---------- EXERCISE MATERIAL ----------

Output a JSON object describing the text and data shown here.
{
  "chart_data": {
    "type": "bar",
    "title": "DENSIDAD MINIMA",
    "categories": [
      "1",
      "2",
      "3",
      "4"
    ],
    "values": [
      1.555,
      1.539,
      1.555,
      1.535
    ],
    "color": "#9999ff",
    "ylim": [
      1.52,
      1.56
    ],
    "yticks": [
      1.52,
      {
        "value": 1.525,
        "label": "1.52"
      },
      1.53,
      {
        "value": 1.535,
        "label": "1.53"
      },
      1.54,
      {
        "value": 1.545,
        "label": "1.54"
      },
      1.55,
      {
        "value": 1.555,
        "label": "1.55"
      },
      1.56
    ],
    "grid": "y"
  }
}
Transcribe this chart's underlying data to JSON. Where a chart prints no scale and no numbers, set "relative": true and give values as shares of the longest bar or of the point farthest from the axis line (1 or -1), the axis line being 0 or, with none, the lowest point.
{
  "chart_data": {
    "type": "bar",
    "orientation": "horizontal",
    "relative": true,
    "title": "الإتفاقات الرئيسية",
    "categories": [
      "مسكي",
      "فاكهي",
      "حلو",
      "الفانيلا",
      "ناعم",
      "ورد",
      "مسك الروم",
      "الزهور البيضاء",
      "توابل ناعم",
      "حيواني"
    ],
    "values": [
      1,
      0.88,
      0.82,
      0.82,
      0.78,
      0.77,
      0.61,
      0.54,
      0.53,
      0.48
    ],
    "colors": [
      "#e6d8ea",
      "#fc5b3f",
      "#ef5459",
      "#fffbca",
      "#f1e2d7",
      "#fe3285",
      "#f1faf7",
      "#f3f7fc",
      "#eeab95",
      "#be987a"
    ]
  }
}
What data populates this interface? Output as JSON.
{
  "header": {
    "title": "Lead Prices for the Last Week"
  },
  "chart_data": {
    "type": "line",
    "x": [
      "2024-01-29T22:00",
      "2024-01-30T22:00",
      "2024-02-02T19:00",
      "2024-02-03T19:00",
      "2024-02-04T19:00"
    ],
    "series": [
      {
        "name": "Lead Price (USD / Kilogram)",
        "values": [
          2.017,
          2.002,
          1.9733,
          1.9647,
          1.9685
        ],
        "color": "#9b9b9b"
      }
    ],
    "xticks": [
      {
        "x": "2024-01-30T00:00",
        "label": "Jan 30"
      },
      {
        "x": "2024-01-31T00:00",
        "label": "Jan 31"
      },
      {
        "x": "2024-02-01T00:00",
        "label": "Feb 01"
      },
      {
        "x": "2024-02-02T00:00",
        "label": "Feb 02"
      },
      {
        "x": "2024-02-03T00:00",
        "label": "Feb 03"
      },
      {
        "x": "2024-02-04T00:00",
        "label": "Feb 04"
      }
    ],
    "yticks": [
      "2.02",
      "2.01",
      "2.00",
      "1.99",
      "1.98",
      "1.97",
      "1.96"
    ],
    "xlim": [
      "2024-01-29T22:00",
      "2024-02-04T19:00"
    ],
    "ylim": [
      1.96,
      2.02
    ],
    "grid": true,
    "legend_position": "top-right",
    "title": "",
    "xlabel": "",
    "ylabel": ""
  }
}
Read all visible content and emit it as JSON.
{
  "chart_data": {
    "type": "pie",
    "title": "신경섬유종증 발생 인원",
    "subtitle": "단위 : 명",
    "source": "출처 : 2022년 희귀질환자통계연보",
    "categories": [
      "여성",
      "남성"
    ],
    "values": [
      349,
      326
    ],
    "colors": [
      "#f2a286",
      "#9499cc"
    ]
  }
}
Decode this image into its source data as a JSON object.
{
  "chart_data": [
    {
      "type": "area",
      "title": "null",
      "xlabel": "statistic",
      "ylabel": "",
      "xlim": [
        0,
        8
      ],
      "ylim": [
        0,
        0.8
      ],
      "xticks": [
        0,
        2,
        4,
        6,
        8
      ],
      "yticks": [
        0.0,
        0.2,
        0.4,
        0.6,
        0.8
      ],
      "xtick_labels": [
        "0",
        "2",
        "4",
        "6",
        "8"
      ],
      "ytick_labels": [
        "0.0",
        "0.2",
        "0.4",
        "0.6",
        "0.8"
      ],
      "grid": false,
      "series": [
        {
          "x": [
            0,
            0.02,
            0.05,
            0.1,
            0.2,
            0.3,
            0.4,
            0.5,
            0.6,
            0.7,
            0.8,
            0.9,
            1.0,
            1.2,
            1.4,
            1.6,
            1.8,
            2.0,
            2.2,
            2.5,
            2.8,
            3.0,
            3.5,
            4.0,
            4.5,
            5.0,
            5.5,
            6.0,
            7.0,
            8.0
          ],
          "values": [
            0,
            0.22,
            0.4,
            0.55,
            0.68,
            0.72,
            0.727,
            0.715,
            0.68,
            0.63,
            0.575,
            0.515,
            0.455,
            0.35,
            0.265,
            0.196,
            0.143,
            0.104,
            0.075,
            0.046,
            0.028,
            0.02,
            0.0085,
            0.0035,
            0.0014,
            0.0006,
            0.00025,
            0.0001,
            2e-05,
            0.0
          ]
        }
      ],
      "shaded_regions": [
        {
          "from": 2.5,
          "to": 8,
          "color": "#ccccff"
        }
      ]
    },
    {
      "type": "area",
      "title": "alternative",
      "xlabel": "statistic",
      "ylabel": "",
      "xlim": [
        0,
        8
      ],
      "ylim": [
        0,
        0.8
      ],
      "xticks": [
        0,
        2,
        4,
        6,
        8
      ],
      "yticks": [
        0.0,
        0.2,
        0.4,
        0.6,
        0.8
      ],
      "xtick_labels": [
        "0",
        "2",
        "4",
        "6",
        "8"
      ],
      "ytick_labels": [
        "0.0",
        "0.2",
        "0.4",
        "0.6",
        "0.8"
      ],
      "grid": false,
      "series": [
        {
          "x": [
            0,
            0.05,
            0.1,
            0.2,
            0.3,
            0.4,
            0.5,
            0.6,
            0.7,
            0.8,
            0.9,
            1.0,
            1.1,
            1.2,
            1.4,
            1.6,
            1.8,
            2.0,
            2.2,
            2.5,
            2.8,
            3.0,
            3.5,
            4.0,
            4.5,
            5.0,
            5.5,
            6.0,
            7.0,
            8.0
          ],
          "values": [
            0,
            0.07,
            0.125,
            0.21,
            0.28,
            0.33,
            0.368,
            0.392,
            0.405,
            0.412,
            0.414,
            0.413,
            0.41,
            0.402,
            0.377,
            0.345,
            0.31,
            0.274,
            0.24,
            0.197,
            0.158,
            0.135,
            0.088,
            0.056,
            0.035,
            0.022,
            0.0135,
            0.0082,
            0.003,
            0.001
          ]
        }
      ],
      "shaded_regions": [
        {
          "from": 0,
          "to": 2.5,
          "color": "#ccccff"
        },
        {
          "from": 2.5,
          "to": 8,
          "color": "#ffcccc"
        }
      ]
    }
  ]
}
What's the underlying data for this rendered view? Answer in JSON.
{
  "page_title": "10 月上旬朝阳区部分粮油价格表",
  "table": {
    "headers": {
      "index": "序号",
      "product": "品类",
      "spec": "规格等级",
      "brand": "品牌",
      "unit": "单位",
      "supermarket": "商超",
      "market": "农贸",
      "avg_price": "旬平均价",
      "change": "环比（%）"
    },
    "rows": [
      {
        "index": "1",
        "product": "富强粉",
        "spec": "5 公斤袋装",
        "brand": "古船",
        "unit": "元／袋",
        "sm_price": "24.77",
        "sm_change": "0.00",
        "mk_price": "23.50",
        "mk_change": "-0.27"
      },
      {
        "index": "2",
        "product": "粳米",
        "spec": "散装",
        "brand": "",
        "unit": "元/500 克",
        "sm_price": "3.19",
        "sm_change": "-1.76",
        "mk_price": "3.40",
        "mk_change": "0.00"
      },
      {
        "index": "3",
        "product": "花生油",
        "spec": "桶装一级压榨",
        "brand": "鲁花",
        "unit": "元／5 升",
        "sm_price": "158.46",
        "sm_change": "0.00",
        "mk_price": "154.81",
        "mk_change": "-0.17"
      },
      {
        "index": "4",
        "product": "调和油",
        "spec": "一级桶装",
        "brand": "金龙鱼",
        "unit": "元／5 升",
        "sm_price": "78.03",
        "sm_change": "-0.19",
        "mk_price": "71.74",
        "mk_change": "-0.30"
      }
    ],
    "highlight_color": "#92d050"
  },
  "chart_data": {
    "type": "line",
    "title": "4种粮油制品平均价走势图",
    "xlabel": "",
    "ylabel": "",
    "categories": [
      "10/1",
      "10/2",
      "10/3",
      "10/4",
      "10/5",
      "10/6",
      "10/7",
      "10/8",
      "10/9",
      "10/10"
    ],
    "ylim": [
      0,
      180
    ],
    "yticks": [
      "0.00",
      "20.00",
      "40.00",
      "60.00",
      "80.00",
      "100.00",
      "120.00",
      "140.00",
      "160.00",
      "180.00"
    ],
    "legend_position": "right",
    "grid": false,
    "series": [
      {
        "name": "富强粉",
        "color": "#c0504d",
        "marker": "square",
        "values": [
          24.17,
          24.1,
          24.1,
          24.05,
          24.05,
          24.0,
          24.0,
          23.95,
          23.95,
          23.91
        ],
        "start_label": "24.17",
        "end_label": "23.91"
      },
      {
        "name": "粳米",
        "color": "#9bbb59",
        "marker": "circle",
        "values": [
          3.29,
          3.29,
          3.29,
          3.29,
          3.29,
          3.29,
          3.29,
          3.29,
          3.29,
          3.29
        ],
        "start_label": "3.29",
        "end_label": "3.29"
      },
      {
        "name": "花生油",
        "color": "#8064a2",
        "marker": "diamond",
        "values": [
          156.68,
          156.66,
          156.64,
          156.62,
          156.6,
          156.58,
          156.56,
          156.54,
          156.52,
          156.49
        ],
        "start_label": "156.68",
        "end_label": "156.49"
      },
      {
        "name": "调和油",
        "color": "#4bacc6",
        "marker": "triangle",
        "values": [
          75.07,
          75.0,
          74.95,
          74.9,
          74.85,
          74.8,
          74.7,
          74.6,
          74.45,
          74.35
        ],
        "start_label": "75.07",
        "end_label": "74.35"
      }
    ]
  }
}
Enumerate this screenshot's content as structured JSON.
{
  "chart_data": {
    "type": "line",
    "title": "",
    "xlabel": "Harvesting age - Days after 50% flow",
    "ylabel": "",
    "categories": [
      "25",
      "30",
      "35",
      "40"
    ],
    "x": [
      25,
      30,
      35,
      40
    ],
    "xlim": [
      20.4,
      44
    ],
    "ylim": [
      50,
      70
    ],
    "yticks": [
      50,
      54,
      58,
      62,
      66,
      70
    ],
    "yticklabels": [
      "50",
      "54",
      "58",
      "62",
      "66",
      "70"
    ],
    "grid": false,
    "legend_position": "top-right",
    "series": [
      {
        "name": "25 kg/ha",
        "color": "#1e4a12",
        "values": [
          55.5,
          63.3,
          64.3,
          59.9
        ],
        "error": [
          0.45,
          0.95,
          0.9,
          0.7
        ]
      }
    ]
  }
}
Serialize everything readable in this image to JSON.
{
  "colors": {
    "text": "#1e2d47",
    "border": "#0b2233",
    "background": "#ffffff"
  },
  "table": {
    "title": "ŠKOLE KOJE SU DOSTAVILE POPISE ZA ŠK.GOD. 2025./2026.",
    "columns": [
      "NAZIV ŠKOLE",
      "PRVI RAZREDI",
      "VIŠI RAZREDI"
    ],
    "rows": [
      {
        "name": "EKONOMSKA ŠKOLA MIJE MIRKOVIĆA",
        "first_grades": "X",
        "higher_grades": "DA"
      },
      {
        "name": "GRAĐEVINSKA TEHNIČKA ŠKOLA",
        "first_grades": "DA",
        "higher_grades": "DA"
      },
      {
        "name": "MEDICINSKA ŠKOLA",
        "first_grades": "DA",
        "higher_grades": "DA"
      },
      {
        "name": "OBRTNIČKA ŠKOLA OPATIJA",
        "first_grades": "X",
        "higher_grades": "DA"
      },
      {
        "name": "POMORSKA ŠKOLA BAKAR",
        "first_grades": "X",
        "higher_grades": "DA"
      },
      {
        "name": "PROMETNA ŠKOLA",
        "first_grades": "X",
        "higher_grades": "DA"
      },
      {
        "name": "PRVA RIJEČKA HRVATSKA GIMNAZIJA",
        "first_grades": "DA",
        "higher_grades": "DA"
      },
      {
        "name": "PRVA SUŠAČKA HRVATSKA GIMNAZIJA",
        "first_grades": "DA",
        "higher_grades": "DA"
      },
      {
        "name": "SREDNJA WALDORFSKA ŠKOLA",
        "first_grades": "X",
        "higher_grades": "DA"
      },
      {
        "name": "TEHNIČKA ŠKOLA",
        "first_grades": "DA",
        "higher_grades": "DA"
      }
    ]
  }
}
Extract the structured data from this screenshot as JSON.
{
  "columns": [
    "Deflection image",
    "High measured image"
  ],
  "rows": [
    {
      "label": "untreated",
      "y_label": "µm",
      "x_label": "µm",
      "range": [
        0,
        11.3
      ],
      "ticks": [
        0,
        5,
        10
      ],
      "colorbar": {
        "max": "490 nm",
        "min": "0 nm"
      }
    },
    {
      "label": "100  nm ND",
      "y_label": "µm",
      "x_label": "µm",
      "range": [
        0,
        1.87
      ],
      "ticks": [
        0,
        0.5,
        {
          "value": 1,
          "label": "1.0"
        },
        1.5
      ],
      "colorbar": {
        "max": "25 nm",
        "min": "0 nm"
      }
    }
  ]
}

----------

- DO THIS
State how many lines above include the word "HRVATSKA", and nothing more.

- EXERCISE RESPONSE
2